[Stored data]
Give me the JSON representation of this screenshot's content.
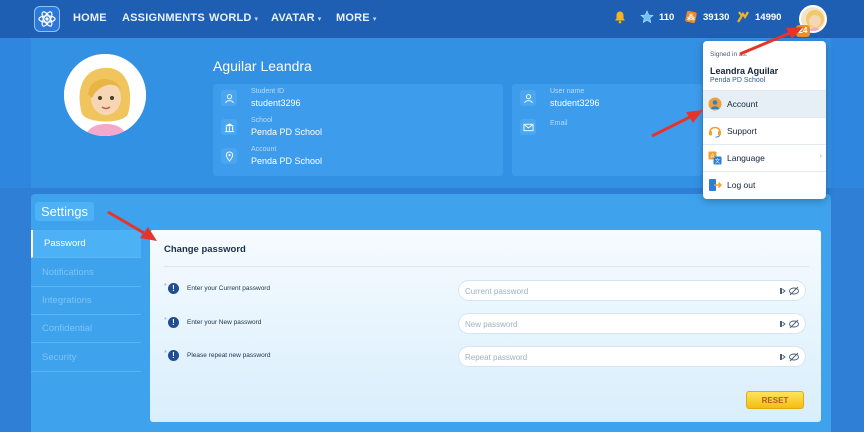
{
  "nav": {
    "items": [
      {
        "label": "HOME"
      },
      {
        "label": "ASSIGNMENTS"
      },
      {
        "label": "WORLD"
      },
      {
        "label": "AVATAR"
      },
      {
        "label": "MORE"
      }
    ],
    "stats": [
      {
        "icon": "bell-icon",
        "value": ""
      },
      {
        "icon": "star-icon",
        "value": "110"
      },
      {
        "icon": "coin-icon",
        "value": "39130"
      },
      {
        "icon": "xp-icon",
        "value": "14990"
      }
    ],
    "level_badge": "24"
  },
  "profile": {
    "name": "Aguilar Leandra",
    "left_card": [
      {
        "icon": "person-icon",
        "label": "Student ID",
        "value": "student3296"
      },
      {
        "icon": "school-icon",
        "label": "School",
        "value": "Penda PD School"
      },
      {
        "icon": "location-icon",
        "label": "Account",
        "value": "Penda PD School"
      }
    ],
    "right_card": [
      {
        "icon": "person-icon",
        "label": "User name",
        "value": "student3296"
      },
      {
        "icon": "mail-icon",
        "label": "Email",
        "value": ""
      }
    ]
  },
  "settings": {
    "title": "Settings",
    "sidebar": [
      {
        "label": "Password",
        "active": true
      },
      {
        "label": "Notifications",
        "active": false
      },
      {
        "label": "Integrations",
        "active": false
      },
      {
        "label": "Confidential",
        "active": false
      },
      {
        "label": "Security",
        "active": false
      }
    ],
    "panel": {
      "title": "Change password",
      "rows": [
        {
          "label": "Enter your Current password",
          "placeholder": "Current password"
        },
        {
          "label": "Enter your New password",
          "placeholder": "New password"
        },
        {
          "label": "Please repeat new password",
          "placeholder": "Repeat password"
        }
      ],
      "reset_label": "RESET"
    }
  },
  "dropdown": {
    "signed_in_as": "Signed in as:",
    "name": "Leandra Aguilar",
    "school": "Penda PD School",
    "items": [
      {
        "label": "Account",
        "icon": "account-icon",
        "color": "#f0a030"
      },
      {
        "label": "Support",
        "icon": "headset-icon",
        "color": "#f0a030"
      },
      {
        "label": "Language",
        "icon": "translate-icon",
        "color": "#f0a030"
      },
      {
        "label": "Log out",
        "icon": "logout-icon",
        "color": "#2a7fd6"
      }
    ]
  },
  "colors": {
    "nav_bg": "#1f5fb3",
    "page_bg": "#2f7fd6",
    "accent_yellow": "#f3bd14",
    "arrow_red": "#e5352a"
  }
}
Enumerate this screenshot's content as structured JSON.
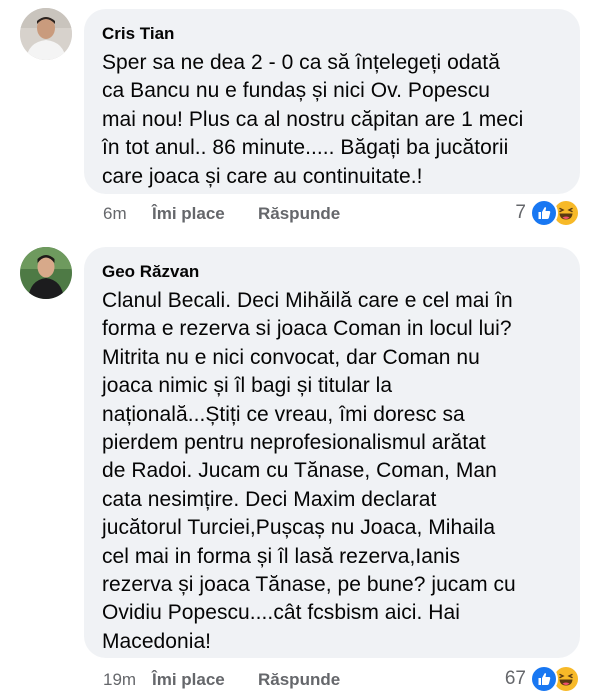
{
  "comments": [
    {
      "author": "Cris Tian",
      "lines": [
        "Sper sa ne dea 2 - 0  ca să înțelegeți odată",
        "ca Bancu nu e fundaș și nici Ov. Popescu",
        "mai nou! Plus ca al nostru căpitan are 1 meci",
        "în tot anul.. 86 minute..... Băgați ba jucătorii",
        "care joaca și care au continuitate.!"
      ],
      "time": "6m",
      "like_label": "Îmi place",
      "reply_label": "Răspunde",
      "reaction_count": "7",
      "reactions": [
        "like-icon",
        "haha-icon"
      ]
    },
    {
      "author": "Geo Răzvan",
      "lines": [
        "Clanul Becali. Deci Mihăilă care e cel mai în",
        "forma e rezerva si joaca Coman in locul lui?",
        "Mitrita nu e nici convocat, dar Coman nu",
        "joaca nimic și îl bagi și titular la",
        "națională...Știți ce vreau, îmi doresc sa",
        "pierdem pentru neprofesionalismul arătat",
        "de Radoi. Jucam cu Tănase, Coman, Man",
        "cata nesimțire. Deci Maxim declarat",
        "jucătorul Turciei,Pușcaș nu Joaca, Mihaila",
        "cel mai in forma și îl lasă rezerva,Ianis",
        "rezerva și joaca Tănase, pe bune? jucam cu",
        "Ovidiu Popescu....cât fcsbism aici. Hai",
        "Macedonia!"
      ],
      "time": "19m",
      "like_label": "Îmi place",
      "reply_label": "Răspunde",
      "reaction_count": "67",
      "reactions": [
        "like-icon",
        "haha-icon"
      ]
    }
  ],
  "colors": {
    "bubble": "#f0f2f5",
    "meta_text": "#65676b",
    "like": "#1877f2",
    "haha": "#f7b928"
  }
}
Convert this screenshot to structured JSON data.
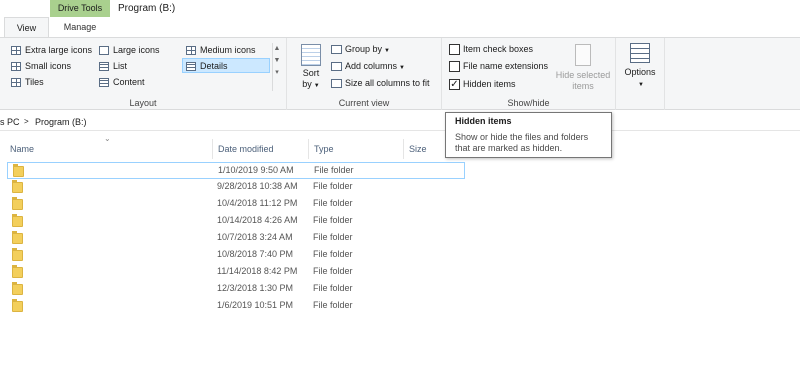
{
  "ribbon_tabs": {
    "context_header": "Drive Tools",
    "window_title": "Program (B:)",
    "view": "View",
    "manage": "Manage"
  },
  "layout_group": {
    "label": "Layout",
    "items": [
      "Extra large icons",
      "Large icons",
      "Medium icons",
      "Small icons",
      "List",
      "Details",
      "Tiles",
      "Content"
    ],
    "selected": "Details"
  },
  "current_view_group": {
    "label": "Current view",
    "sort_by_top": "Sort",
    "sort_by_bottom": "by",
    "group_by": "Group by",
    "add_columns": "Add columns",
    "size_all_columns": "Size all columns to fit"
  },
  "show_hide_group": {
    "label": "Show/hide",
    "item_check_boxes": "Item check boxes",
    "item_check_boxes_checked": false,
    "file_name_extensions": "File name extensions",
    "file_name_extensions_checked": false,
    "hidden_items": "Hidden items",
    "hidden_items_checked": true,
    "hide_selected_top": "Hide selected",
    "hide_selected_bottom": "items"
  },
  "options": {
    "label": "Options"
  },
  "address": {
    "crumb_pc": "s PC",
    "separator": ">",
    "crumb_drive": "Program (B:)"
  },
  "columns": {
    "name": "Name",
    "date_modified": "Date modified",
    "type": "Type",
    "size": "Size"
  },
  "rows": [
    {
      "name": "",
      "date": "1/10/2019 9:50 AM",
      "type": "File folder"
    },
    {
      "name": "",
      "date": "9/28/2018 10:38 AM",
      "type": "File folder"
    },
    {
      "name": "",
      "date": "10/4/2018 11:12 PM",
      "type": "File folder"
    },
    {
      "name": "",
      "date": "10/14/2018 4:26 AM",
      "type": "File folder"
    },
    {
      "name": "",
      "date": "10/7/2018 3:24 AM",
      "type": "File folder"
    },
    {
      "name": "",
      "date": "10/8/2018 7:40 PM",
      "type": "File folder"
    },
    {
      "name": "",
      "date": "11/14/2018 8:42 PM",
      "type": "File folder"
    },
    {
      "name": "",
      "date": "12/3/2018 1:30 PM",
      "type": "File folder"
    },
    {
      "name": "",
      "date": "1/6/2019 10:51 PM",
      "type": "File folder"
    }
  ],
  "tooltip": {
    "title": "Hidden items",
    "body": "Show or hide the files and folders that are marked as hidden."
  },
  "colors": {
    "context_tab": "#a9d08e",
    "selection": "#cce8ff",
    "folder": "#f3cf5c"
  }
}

• What is needed: Filter the records above and return every line that holds the word "rezerva".

• Reply:
        "forma e rezerva si joaca Coman in locul lui?",
        "cel mai in forma și îl lasă rezerva,Ianis",
        "rezerva și joaca Tănase, pe bune? jucam cu",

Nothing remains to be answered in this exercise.